Given exercise
Copy out the listing verbatim, from the line containing "477, 899, 494]" down to the line containing "code-keyword: return bbox=[55, 377, 97, 390]", including both of those lines.

(Data drawn from a collection)
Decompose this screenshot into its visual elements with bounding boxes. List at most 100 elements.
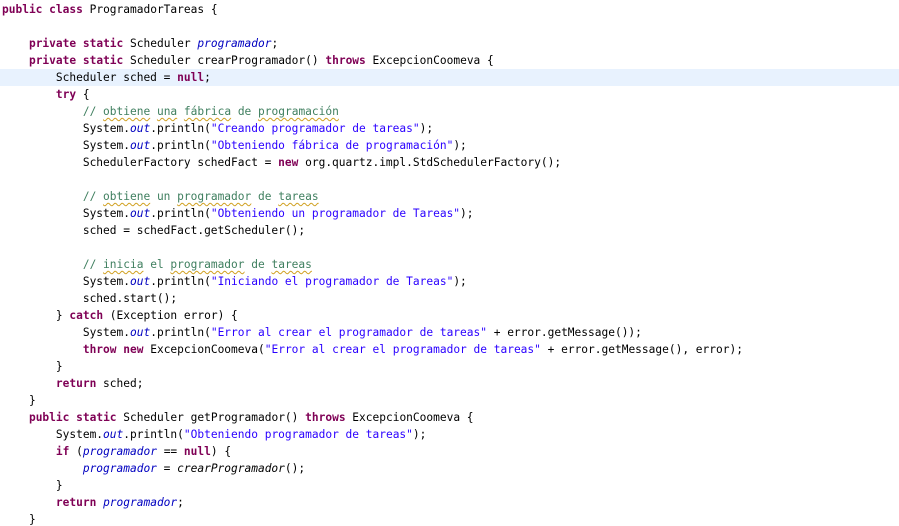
code-line[interactable]: } bbox=[0, 477, 899, 494]
code-text: } bbox=[55, 309, 70, 322]
code-string: "Error al crear el programador de tareas… bbox=[210, 326, 487, 339]
code-keyword: new bbox=[278, 156, 299, 169]
code-line[interactable]: private static Scheduler crearProgramado… bbox=[0, 52, 899, 69]
code-static-field: out bbox=[129, 275, 151, 288]
code-line[interactable]: } bbox=[0, 392, 899, 409]
code-text: .println( bbox=[150, 326, 211, 339]
code-line[interactable]: return programador; bbox=[0, 494, 899, 511]
code-line[interactable]: SchedulerFactory schedFact = new org.qua… bbox=[0, 154, 899, 171]
code-line[interactable]: System.out.println("Obteniendo programad… bbox=[0, 426, 899, 443]
code-keyword: return bbox=[55, 377, 97, 390]
code-string: "Creando programador de tareas" bbox=[210, 122, 420, 135]
code-text: (Exception error) { bbox=[103, 309, 238, 322]
code-line[interactable]: throw new ExcepcionCoomeva("Error al cre… bbox=[0, 341, 899, 358]
code-keyword: return bbox=[55, 496, 97, 509]
code-comment: // bbox=[82, 105, 104, 118]
code-comment: el bbox=[143, 258, 171, 271]
code-static-field: out bbox=[129, 207, 151, 220]
code-line[interactable]: System.out.println("Obteniendo fábrica d… bbox=[0, 137, 899, 154]
code-keyword: class bbox=[49, 3, 83, 16]
code-text: ExcepcionCoomeva( bbox=[143, 343, 265, 356]
code-line[interactable] bbox=[0, 239, 899, 256]
code-line[interactable]: public static Scheduler getProgramador()… bbox=[0, 409, 899, 426]
code-string: "Iniciando el programador de Tareas" bbox=[210, 275, 454, 288]
code-text: System. bbox=[82, 122, 130, 135]
code-line[interactable]: System.out.println("Iniciando el program… bbox=[0, 273, 899, 290]
code-text: == bbox=[156, 445, 184, 458]
code-line[interactable]: try { bbox=[0, 86, 899, 103]
code-keyword: throw bbox=[82, 343, 117, 356]
code-text: ExcepcionCoomeva { bbox=[345, 411, 474, 424]
code-line[interactable]: System.out.println("Creando programador … bbox=[0, 120, 899, 137]
code-text: ); bbox=[460, 207, 474, 220]
code-line[interactable]: System.out.println("Obteniendo un progra… bbox=[0, 205, 899, 222]
code-text: { bbox=[76, 88, 90, 101]
code-keyword: static bbox=[76, 411, 117, 424]
code-text: System. bbox=[82, 207, 130, 220]
code-editor[interactable]: public class ProgramadorTareas { private… bbox=[0, 0, 899, 526]
code-text: ; bbox=[271, 37, 279, 50]
code-text: ); bbox=[453, 275, 467, 288]
code-line[interactable]: programador = crearProgramador(); bbox=[0, 460, 899, 477]
code-text: ( bbox=[69, 445, 83, 458]
code-line[interactable]: return sched; bbox=[0, 375, 899, 392]
code-line-current[interactable]: Scheduler sched = null; bbox=[0, 69, 899, 86]
code-field: programador bbox=[82, 445, 157, 458]
code-field: programador bbox=[82, 462, 157, 475]
code-text: Scheduler getProgramador() bbox=[116, 411, 306, 424]
code-text: } bbox=[55, 360, 63, 373]
code-line[interactable]: sched = schedFact.getScheduler(); bbox=[0, 222, 899, 239]
code-line[interactable]: sched.start(); bbox=[0, 290, 899, 307]
code-text: System. bbox=[82, 139, 130, 152]
code-line[interactable]: } catch (Exception error) { bbox=[0, 307, 899, 324]
code-text: ProgramadorTareas { bbox=[82, 3, 218, 16]
code-string: "Obteniendo fábrica de programación" bbox=[210, 139, 454, 152]
code-line[interactable]: private static Scheduler programador; bbox=[0, 35, 899, 52]
code-method-call: crearProgramador bbox=[177, 462, 285, 475]
code-comment: // bbox=[82, 258, 104, 271]
code-line[interactable]: } bbox=[0, 511, 899, 526]
code-keyword: catch bbox=[69, 309, 104, 322]
code-text: sched; bbox=[96, 377, 144, 390]
code-text: Scheduler bbox=[123, 37, 198, 50]
code-static-field: out bbox=[129, 139, 151, 152]
code-field: programador bbox=[103, 496, 178, 509]
code-text: System. bbox=[82, 275, 130, 288]
code-line[interactable]: // inicia el programador de tareas bbox=[0, 256, 899, 273]
code-line[interactable]: public class ProgramadorTareas { bbox=[0, 1, 899, 18]
code-text: Scheduler sched = bbox=[55, 71, 178, 84]
code-line[interactable]: if (programador == null) { bbox=[0, 443, 899, 460]
code-text: } bbox=[28, 513, 36, 526]
code-line[interactable]: } bbox=[0, 358, 899, 375]
code-text: sched = schedFact.getScheduler(); bbox=[82, 224, 306, 237]
code-static-field: out bbox=[103, 428, 124, 441]
code-line[interactable]: // obtiene una fábrica de programación bbox=[0, 103, 899, 120]
code-line[interactable] bbox=[0, 171, 899, 188]
code-line[interactable] bbox=[0, 18, 899, 35]
code-string: "Obteniendo un programador de Tareas" bbox=[210, 207, 461, 220]
code-keyword: null bbox=[183, 445, 211, 458]
code-text: Scheduler crearProgramador() bbox=[123, 54, 326, 67]
code-keyword: public bbox=[2, 3, 43, 16]
code-text: org.quartz.impl.StdSchedulerFactory(); bbox=[298, 156, 562, 169]
code-keyword: private bbox=[28, 54, 77, 67]
code-line[interactable]: System.out.println("Error al crear el pr… bbox=[0, 324, 899, 341]
code-text: ); bbox=[419, 122, 434, 135]
code-text: System. bbox=[82, 326, 130, 339]
code-line[interactable]: // obtiene un programador de tareas bbox=[0, 188, 899, 205]
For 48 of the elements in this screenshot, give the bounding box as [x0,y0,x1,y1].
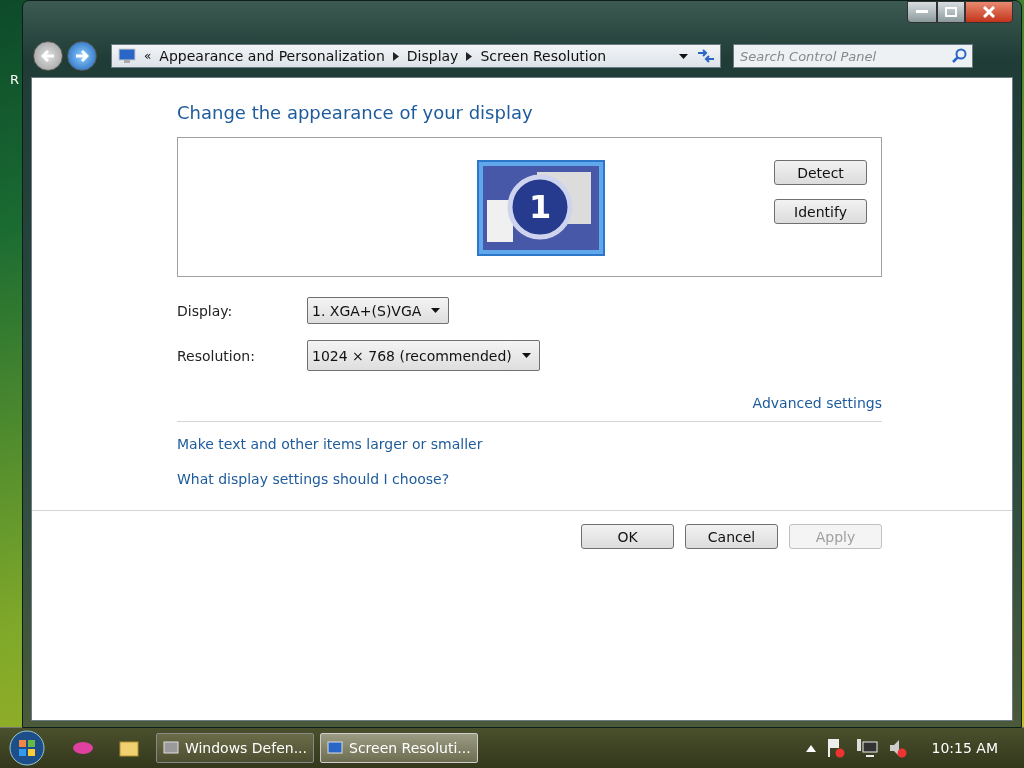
speaker-icon[interactable] [887,738,908,758]
panel-button[interactable]: Identify [774,199,867,224]
monitor-small-icon [118,48,136,64]
dropdown-arrow-icon [521,353,531,358]
page-heading: Change the appearance of your display [177,102,534,123]
search-field[interactable]: Search Control Panel [733,44,973,68]
close-icon [983,6,995,18]
help-link[interactable]: Make text and other items larger or smaller [177,436,483,452]
breadcrumb[interactable]: Appearance and Personalization [159,48,385,64]
advanced-settings-link[interactable]: Advanced settings [752,395,882,411]
address-bar[interactable]: « Appearance and Personalization Display Screen Resolution [111,44,721,68]
dropdown[interactable]: 1024 × 768 (recommended) [307,340,540,371]
window-icon [163,741,179,755]
show-hidden-icons-icon[interactable] [805,744,816,752]
maximize-button[interactable] [937,1,965,23]
dropdown-arrow-icon [431,308,441,313]
search-icon [952,48,967,63]
refresh-icon[interactable] [696,48,716,64]
chevron-right-icon [466,51,473,61]
close-button[interactable] [965,1,1013,23]
dropdown-arrow-icon [679,53,688,59]
help-link[interactable]: What display settings should I choose? [177,471,450,487]
dialog-button[interactable]: OK [581,524,674,549]
forward-arrow-icon [75,50,89,62]
chevron-right-icon [392,51,399,61]
taskbar-button[interactable]: Windows Defen... [156,733,314,763]
overflow-chevron[interactable]: « [144,49,152,63]
dialog-button[interactable]: Cancel [685,524,778,549]
maximize-icon [945,7,957,17]
clock[interactable]: 10:15 AM [931,740,998,756]
taskbar-button[interactable]: Screen Resoluti... [320,733,478,763]
breadcrumb[interactable]: Display [406,48,459,64]
back-arrow-icon [41,50,55,62]
monitor-drawing[interactable] [477,160,605,256]
window-icon [327,741,343,755]
panel-button[interactable]: Detect [774,160,867,185]
network-icon[interactable] [855,738,878,758]
monitor-number: 1 [529,188,552,226]
field-label: Display: [177,302,234,319]
minimize-icon [916,10,928,14]
desktop-icon-label: R [10,72,20,87]
field-label: Resolution: [177,347,256,364]
breadcrumb[interactable]: Screen Resolution [480,48,607,64]
dropdown[interactable]: 1. XGA+(S)VGA [307,297,450,324]
forward-button[interactable] [67,41,97,71]
start-button[interactable] [6,729,48,767]
minimize-button[interactable] [907,1,937,23]
flag-icon[interactable] [825,738,846,758]
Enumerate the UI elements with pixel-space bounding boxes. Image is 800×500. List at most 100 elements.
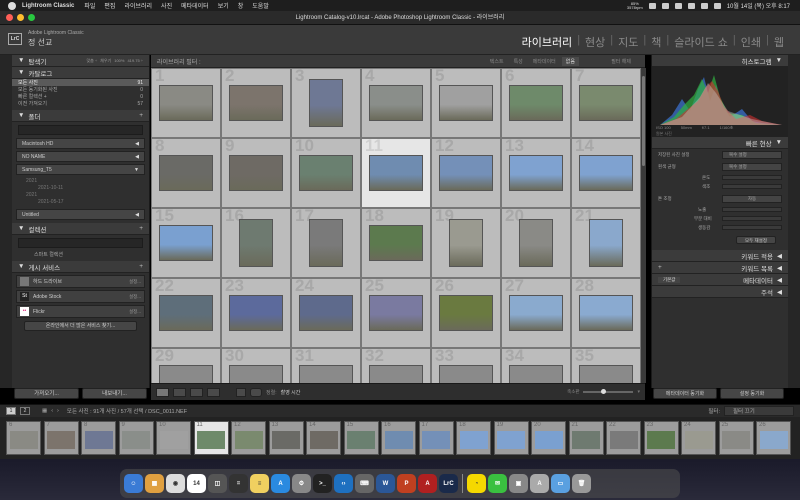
filmstrip-cell[interactable]: 10 [156,421,191,455]
volume-no-name[interactable]: NO NAME ◀ [16,151,145,162]
dock-appstore-icon[interactable]: A [271,474,290,493]
grid-cell[interactable]: 9 [221,138,291,208]
zoom-custom[interactable]: 419.75 ÷ [127,58,143,64]
filmstrip-thumbnail[interactable] [422,430,450,449]
filmstrip-cell[interactable]: 18 [456,421,491,455]
filmstrip-cell[interactable]: 7 [43,421,79,455]
grid-cell[interactable]: 12 [431,138,501,208]
dock-finder-icon[interactable]: ☺ [124,474,143,493]
photo-thumbnail[interactable] [239,219,273,267]
photo-thumbnail[interactable] [449,219,483,267]
grid-cell[interactable]: 1 [151,68,221,138]
auto-tone-button[interactable]: 자동 [722,195,782,203]
grid-cell[interactable]: 22 [151,278,221,348]
survey-view-button[interactable] [207,387,220,397]
histogram-view[interactable]: ISO 100 50mm f/7.1 1/160초 원본 사진 [652,67,788,137]
filmstrip-cell[interactable]: 23 [643,421,679,455]
filmstrip-thumbnail[interactable] [197,430,225,449]
photo-thumbnail[interactable] [579,85,633,121]
volume-samsung[interactable]: Samsung_T5 ▼ [16,164,145,175]
photo-thumbnail[interactable] [299,155,353,191]
filmstrip-cell[interactable]: 8 [81,421,116,455]
photo-thumbnail[interactable] [579,155,633,191]
filmstrip-thumbnail[interactable] [47,430,75,449]
vibrance-buttons[interactable] [722,225,782,230]
thumbnail-size-slider[interactable] [583,389,634,394]
sort-value[interactable]: 촬영 시간 [281,389,301,396]
filmstrip-thumbnail[interactable] [9,430,38,449]
grid-cell[interactable]: 19 [431,208,501,278]
filmstrip-thumbnail[interactable] [309,430,338,449]
folders-header[interactable]: ▼ 폴더 + [12,110,149,122]
grid-cell[interactable]: 6 [501,68,571,138]
grid-cell[interactable]: 7 [571,68,641,138]
photo-thumbnail[interactable] [579,365,633,383]
dock-screenshot-icon[interactable]: ◫ [208,474,227,493]
photo-thumbnail[interactable] [159,225,213,261]
folder-2021-a[interactable]: 2021 [12,177,149,184]
filmstrip-cell[interactable]: 9 [118,421,154,455]
photo-thumbnail[interactable] [439,365,493,383]
page-2-button[interactable]: 2 [20,407,30,415]
photo-thumbnail[interactable] [509,295,563,331]
grid-cell[interactable]: 10 [291,138,361,208]
catalog-item-synced[interactable]: 모든 동기화된 사진 0 [12,86,149,94]
grid-cell[interactable]: 35 [571,348,641,383]
filmstrip-thumbnail[interactable] [609,430,638,449]
dock-font-icon[interactable]: A [530,474,549,493]
grid-cell[interactable]: 11 [361,138,431,208]
catalog-item-previous-import[interactable]: 이전 가져오기 57 [12,100,149,108]
filmstrip-thumbnail[interactable] [684,430,713,449]
control-center-icon[interactable] [713,2,721,9]
dock-lightroom-icon[interactable]: LrC [439,474,458,493]
service-settings[interactable]: 설정... [129,309,141,315]
back-arrow-icon[interactable]: ‹ [51,408,53,414]
battery-icon[interactable] [674,2,682,9]
compare-view-button[interactable] [190,387,203,397]
white-balance-select[interactable]: 복수 설정 [722,163,782,171]
add-publish-icon[interactable]: + [139,263,143,270]
photo-thumbnail[interactable] [309,79,343,127]
sync-metadata-button[interactable]: 메타데이터 동기화 [653,388,717,399]
photo-thumbnail[interactable] [299,295,353,331]
catalog-header[interactable]: ▼ 카탈로그 [12,67,149,79]
import-button[interactable]: 가져오기... [14,388,79,399]
photo-thumbnail[interactable] [159,155,213,191]
filmstrip-thumbnail[interactable] [84,430,113,449]
navigator-header[interactable]: ▼ 탐색기 맞춤 ÷ 채우기 100% 419.75 ÷ [12,55,149,67]
photo-thumbnail[interactable] [439,295,493,331]
module-book[interactable]: 책 [647,34,665,50]
volume-macintosh-hd[interactable]: Macintosh HD ◀ [16,138,145,149]
metadata-header[interactable]: 기본값 메타데이터 ◀ [652,274,788,286]
minimize-window-icon[interactable] [17,14,24,21]
sort-direction-icon[interactable] [250,387,262,397]
bluetooth-icon[interactable] [648,2,656,9]
menu-file[interactable]: 파일 [84,1,95,10]
dock-word-icon[interactable]: W [376,474,395,493]
photo-thumbnail[interactable] [299,365,353,383]
filmstrip-cell[interactable]: 22 [606,421,641,455]
histogram-header[interactable]: 히스토그램 ▼ [652,55,788,67]
grid-cell[interactable]: 2 [221,68,291,138]
filmstrip-thumbnail[interactable] [497,430,525,449]
close-window-icon[interactable] [6,14,13,21]
service-settings[interactable]: 설정... [129,294,141,300]
photo-thumbnail[interactable] [509,155,563,191]
menubar-app-name[interactable]: Lightroom Classic [22,3,74,9]
sync-settings-button[interactable]: 설정 동기화 [720,388,784,399]
zoom-fill[interactable]: 채우기 [100,58,111,64]
filmstrip-cell[interactable]: 11 [193,421,229,455]
right-panel-edge[interactable] [788,55,800,388]
grid-cell[interactable]: 17 [291,208,361,278]
smart-collection-item[interactable]: 스마트 컬렉션 [12,251,149,258]
grid-cell[interactable]: 23 [221,278,291,348]
grid-cell[interactable]: 27 [501,278,571,348]
grid-cell[interactable]: 21 [571,208,641,278]
publish-hard-drive[interactable]: 하드 드라이브 설정... [16,275,145,288]
menu-photo[interactable]: 사진 [161,1,172,10]
keyword-list-header[interactable]: + 키워드 목록 ◀ [652,262,788,274]
catalog-item-all-photos[interactable]: 모든 사진 91 [12,79,149,86]
tint-buttons[interactable] [722,184,782,189]
filmstrip-thumbnail[interactable] [159,430,188,449]
zoom-fit[interactable]: 맞춤 ÷ [87,58,98,64]
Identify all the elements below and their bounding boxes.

The reply
code-line[interactable]: } bbox=[0, 477, 899, 494]
code-text: } bbox=[55, 309, 70, 322]
code-string: "Error al crear el programador de tareas… bbox=[210, 326, 487, 339]
code-keyword: new bbox=[278, 156, 299, 169]
code-line[interactable]: private static Scheduler crearProgramado… bbox=[0, 52, 899, 69]
code-static-field: out bbox=[129, 275, 151, 288]
code-line[interactable]: } bbox=[0, 392, 899, 409]
code-text: .println( bbox=[150, 326, 211, 339]
code-line[interactable]: return programador; bbox=[0, 494, 899, 511]
code-line[interactable]: SchedulerFactory schedFact = new org.qua… bbox=[0, 154, 899, 171]
code-line[interactable]: System.out.println("Obteniendo programad… bbox=[0, 426, 899, 443]
code-keyword: return bbox=[55, 377, 97, 390]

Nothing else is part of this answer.